**Work to be completed:** Only the pictures stay out; every record is to be quoted exactly.

**Recorded data:**

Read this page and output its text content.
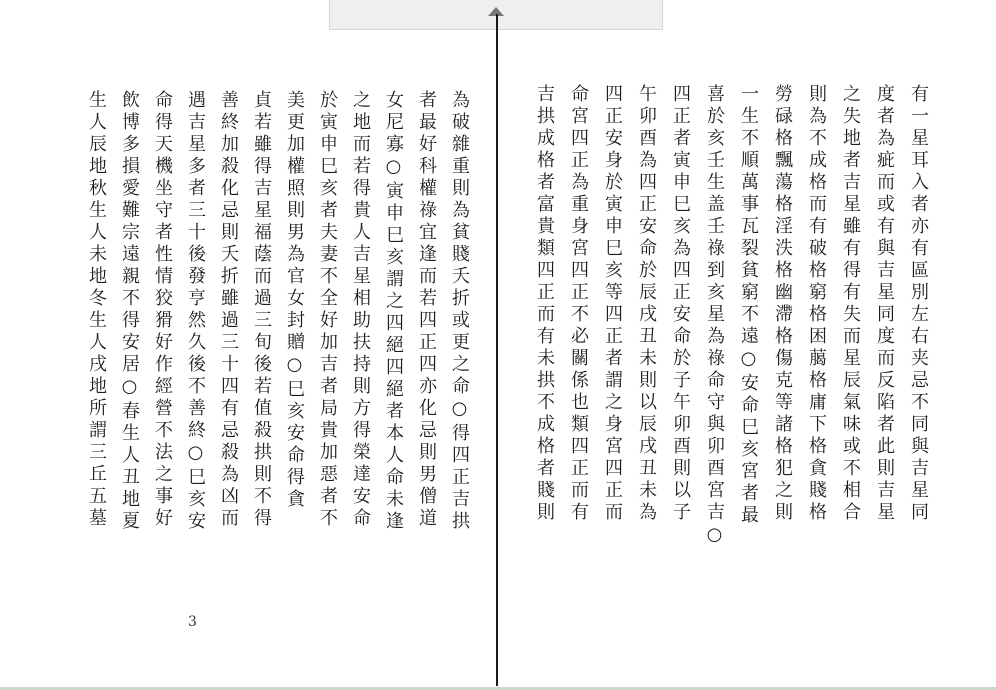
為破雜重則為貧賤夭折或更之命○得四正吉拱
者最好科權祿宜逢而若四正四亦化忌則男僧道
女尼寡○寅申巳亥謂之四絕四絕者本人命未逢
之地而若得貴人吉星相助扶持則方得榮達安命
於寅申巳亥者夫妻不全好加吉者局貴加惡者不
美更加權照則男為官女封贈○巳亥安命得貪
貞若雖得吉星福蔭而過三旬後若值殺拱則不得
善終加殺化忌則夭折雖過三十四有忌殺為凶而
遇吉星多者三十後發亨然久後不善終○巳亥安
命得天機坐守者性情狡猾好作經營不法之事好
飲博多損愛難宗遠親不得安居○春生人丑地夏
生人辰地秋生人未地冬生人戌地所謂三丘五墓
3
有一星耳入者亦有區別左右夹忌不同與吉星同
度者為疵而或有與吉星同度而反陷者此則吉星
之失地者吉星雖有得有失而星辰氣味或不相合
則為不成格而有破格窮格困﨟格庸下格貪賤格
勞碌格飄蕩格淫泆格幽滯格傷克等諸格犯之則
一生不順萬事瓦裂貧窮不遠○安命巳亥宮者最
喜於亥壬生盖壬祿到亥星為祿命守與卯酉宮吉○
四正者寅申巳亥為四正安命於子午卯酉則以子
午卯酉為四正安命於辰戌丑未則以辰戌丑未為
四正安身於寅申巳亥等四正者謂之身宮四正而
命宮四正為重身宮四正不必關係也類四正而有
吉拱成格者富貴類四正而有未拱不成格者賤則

**Task result:**
Read this page and output its text content.
為破雜重則為貧賤夭折或更之命○得四正吉拱
者最好科權祿宜逢而若四正四亦化忌則男僧道
女尼寡○寅申巳亥謂之四絕四絕者本人命未逢
之地而若得貴人吉星相助扶持則方得榮達安命
於寅申巳亥者夫妻不全好加吉者局貴加惡者不
美更加權照則男為官女封贈○巳亥安命得貪
貞若雖得吉星福蔭而過三旬後若值殺拱則不得
善終加殺化忌則夭折雖過三十四有忌殺為凶而
遇吉星多者三十後發亨然久後不善終○巳亥安
命得天機坐守者性情狡猾好作經營不法之事好
飲博多損愛難宗遠親不得安居○春生人丑地夏
生人辰地秋生人未地冬生人戌地所謂三丘五墓
3
有一星耳入者亦有區別左右夹忌不同與吉星同
度者為疵而或有與吉星同度而反陷者此則吉星
之失地者吉星雖有得有失而星辰氣味或不相合
則為不成格而有破格窮格困﨟格庸下格貪賤格
勞碌格飄蕩格淫泆格幽滯格傷克等諸格犯之則
一生不順萬事瓦裂貧窮不遠○安命巳亥宮者最
喜於亥壬生盖壬祿到亥星為祿命守與卯酉宮吉○
四正者寅申巳亥為四正安命於子午卯酉則以子
午卯酉為四正安命於辰戌丑未則以辰戌丑未為
四正安身於寅申巳亥等四正者謂之身宮四正而
命宮四正為重身宮四正不必關係也類四正而有
吉拱成格者富貴類四正而有未拱不成格者賤則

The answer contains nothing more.